■ Aim of the exercise
Keep only those lines of the records that include the string "What".

Saved data entries
*-*-*

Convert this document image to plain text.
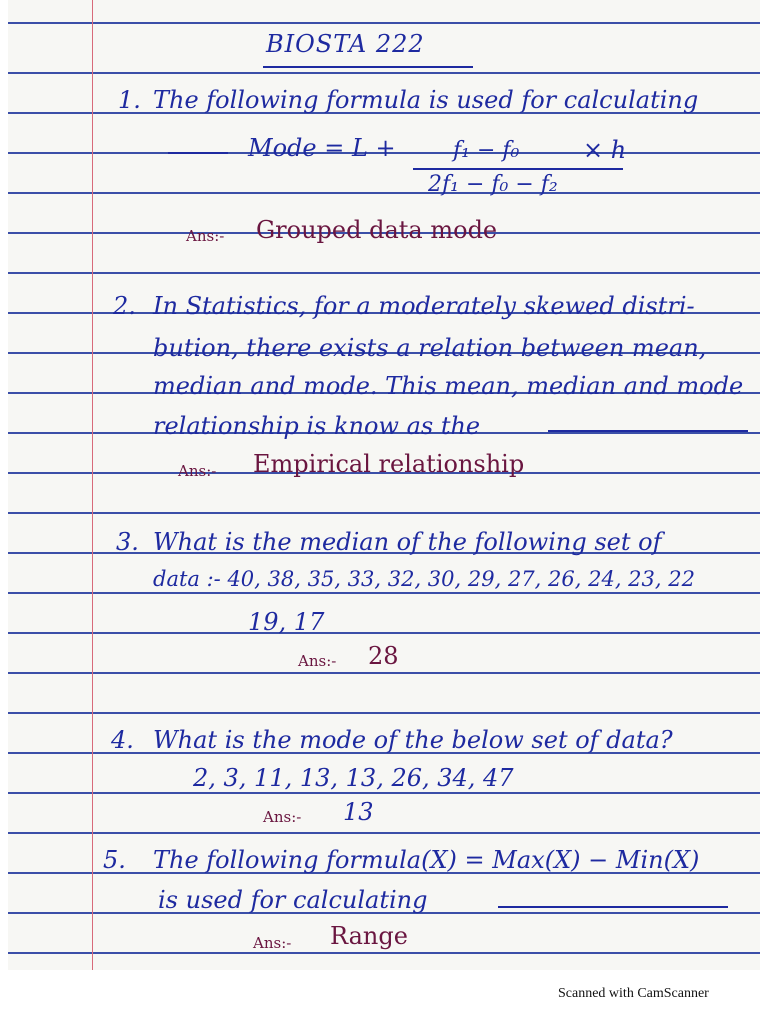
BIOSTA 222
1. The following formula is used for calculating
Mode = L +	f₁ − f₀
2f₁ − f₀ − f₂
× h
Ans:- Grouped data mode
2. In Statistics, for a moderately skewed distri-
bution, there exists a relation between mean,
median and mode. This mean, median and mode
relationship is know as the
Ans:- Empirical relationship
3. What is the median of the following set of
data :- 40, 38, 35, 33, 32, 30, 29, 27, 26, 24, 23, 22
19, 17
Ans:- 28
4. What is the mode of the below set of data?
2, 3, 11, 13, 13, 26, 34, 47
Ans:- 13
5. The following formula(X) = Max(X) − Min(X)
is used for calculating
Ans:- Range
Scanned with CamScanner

*-*-*

■ Full solution
3. What is the median of the following set of
4. What is the mode of the below set of data?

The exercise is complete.